==== Dataset rows
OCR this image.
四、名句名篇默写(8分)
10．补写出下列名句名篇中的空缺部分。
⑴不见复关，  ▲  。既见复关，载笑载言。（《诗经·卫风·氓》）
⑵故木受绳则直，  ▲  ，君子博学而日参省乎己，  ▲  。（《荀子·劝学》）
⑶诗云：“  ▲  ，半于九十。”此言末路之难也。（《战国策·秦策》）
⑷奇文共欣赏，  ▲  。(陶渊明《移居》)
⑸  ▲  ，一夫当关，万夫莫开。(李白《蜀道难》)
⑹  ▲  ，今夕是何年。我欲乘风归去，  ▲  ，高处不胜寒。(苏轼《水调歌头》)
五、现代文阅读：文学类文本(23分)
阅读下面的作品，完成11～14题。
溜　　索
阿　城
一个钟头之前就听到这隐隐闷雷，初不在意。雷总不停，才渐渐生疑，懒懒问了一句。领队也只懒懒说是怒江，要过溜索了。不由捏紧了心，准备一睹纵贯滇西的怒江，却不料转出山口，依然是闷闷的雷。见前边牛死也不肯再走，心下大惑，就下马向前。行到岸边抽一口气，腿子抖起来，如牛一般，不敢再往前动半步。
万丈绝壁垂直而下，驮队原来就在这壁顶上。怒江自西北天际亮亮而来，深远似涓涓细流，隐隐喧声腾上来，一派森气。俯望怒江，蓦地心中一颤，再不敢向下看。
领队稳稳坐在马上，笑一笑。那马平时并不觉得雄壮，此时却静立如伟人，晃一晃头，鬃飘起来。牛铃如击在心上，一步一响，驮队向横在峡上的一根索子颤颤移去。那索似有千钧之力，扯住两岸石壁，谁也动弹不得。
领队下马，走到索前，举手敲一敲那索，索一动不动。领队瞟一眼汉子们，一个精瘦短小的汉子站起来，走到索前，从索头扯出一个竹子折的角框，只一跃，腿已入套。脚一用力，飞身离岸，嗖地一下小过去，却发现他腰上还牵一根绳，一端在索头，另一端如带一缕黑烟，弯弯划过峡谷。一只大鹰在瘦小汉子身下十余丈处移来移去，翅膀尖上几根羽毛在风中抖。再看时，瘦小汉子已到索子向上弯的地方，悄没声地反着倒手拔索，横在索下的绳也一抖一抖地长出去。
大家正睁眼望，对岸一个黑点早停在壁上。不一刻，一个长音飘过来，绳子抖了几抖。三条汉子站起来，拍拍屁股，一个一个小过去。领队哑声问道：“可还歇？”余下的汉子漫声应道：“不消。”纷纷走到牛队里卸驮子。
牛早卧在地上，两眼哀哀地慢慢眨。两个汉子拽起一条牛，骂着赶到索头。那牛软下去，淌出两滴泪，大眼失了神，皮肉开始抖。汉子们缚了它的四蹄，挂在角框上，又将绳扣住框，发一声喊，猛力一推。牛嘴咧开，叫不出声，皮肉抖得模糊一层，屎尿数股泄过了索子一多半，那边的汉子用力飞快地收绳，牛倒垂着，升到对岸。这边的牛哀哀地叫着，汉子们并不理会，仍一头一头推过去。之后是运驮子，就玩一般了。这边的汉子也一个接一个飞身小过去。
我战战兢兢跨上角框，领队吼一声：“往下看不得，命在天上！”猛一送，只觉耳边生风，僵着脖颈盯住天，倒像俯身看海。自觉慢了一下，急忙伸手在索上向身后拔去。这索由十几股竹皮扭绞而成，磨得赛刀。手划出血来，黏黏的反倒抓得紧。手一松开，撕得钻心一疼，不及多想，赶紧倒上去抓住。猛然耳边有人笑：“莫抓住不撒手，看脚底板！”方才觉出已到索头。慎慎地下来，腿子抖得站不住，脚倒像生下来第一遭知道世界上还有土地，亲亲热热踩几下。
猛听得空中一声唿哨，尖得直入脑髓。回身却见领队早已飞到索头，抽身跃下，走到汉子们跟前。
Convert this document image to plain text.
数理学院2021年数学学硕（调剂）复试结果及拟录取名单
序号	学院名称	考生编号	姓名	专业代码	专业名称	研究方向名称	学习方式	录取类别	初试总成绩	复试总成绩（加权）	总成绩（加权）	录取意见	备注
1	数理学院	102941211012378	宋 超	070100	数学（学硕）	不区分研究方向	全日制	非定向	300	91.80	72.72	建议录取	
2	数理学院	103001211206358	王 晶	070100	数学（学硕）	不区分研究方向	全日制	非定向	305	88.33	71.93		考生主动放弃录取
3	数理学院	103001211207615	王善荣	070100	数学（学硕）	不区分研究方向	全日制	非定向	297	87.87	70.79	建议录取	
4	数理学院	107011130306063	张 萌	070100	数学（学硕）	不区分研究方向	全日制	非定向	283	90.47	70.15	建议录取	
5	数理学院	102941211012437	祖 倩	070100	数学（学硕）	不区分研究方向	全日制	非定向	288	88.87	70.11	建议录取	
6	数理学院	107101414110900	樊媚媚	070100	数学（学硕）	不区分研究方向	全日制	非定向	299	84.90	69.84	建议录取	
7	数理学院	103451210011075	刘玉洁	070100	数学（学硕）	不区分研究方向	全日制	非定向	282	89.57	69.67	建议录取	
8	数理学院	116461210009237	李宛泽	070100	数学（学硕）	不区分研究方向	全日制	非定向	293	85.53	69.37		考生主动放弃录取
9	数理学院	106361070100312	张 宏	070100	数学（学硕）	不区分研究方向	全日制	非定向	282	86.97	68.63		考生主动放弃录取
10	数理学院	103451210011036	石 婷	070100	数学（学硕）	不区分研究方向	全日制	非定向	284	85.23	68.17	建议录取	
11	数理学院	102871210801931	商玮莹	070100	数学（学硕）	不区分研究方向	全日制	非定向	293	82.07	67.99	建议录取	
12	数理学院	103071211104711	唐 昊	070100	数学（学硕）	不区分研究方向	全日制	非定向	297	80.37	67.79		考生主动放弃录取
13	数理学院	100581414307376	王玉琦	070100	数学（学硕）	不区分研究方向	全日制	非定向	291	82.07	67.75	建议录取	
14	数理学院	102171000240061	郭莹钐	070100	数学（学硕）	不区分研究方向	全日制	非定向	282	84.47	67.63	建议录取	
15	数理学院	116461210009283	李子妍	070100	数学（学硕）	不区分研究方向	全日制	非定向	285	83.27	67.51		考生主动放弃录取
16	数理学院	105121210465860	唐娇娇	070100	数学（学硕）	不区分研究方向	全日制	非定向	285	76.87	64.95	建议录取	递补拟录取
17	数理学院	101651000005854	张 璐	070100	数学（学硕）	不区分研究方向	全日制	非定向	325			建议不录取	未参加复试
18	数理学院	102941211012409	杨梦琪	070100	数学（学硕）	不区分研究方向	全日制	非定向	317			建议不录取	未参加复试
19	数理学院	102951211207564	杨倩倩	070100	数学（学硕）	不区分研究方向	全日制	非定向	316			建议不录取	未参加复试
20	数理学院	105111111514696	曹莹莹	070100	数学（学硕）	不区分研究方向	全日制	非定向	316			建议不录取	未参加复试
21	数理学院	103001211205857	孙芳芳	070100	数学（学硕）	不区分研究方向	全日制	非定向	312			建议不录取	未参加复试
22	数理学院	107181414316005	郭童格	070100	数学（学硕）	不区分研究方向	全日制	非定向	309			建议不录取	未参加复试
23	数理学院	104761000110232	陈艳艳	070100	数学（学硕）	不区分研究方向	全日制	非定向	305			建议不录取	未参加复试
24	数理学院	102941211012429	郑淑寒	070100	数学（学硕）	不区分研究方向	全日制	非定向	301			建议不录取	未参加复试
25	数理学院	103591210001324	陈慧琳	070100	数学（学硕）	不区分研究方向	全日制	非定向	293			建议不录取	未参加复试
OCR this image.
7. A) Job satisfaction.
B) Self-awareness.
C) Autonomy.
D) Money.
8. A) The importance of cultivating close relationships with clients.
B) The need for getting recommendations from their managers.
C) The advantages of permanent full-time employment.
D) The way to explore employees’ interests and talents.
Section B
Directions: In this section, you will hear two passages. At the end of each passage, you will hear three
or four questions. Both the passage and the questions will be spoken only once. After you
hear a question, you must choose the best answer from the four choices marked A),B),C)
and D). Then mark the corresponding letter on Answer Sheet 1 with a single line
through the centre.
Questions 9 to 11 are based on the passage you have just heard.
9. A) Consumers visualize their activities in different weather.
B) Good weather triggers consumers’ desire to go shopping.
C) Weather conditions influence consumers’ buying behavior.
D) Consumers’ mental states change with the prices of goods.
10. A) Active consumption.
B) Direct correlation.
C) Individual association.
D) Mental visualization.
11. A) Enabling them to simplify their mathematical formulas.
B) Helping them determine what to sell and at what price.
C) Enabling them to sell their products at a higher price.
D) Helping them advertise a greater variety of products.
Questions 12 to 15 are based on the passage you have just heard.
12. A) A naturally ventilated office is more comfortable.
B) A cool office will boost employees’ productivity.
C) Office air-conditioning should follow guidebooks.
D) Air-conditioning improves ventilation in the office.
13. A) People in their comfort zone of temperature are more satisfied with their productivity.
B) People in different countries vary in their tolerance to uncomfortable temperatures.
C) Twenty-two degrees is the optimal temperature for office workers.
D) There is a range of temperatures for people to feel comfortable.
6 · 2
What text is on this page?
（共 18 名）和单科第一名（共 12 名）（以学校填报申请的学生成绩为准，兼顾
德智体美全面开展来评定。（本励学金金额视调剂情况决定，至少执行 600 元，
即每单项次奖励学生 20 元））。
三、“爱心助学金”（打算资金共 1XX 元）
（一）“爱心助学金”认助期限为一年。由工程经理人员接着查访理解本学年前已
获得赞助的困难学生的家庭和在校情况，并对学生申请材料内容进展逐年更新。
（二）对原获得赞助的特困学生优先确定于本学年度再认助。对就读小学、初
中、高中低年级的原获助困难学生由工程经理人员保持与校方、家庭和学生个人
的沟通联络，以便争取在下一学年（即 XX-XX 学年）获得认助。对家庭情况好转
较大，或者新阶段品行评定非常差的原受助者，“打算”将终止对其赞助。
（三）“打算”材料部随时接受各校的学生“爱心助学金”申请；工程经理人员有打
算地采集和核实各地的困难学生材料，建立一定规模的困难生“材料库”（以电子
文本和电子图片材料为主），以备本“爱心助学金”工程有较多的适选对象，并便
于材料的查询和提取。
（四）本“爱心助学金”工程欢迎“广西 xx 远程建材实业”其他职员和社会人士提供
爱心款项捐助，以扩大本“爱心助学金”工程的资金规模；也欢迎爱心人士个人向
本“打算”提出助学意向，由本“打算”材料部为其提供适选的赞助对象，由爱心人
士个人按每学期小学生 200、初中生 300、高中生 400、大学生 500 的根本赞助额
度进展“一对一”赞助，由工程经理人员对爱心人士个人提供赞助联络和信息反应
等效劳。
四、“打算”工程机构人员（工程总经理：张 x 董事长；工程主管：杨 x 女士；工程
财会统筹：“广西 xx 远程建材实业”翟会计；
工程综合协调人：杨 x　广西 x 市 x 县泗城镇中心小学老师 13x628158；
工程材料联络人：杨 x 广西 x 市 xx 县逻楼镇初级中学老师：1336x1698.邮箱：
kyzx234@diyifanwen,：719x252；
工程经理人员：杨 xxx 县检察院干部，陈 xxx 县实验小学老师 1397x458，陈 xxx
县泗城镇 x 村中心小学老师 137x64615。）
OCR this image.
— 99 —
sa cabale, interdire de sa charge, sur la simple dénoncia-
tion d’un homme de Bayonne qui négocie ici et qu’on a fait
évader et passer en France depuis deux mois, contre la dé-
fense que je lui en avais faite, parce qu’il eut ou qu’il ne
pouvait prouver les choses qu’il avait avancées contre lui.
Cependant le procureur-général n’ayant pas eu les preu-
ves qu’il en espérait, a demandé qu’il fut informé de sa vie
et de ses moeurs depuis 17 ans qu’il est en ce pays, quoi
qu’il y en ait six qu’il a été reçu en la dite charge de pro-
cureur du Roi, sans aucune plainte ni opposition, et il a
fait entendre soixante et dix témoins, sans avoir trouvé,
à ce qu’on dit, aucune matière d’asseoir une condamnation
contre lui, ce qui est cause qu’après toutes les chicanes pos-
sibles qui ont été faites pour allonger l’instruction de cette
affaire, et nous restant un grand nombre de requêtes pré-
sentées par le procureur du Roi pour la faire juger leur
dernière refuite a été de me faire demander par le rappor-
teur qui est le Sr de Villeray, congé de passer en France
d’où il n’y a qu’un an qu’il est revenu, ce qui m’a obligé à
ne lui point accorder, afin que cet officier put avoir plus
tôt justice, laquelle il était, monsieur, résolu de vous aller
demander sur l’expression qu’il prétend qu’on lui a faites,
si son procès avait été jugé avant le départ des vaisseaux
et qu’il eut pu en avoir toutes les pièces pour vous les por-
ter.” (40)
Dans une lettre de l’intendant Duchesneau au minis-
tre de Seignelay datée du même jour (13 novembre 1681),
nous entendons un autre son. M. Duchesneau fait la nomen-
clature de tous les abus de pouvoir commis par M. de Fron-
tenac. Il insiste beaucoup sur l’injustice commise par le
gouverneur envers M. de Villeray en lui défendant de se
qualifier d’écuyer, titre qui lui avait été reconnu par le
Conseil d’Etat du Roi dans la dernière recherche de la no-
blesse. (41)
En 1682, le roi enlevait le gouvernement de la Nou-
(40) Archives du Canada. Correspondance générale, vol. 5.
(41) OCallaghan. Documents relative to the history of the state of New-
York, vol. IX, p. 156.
========
The exercise:
Find "Duchesneau". Copy every line it occurs in.

Expected answer:
Dans une lettre de l’intendant Duchesneau au minis-
nous entendons un autre son. M. Duchesneau fait la nomen-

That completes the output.